▸ **WHAT THE TASK REQUIRES**
Return each line from the entries below that contains the string "axis", copied in full.
** START AVAILABLE RECORDS **
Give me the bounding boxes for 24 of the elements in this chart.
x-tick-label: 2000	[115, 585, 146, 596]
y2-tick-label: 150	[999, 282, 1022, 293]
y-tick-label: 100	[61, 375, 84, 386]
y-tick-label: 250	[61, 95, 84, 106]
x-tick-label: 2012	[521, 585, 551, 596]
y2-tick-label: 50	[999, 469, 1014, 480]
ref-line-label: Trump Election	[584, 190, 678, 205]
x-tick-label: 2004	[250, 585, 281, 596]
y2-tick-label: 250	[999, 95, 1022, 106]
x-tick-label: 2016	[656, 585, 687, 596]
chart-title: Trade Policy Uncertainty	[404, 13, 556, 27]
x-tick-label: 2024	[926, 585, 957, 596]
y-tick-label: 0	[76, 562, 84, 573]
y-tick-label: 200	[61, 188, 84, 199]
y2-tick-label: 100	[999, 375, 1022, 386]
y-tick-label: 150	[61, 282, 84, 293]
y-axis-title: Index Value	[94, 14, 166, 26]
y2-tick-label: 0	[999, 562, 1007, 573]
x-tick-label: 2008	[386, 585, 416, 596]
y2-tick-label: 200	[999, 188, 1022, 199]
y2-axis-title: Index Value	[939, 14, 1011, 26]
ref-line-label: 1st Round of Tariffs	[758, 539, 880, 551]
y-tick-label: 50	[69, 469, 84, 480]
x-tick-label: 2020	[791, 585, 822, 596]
** END AVAILABLE RECORDS **
▸ **RESPONSE TO THE EXERCISE**
y-axis-title: Index Value	[94, 14, 166, 26]
y2-axis-title: Index Value	[939, 14, 1011, 26]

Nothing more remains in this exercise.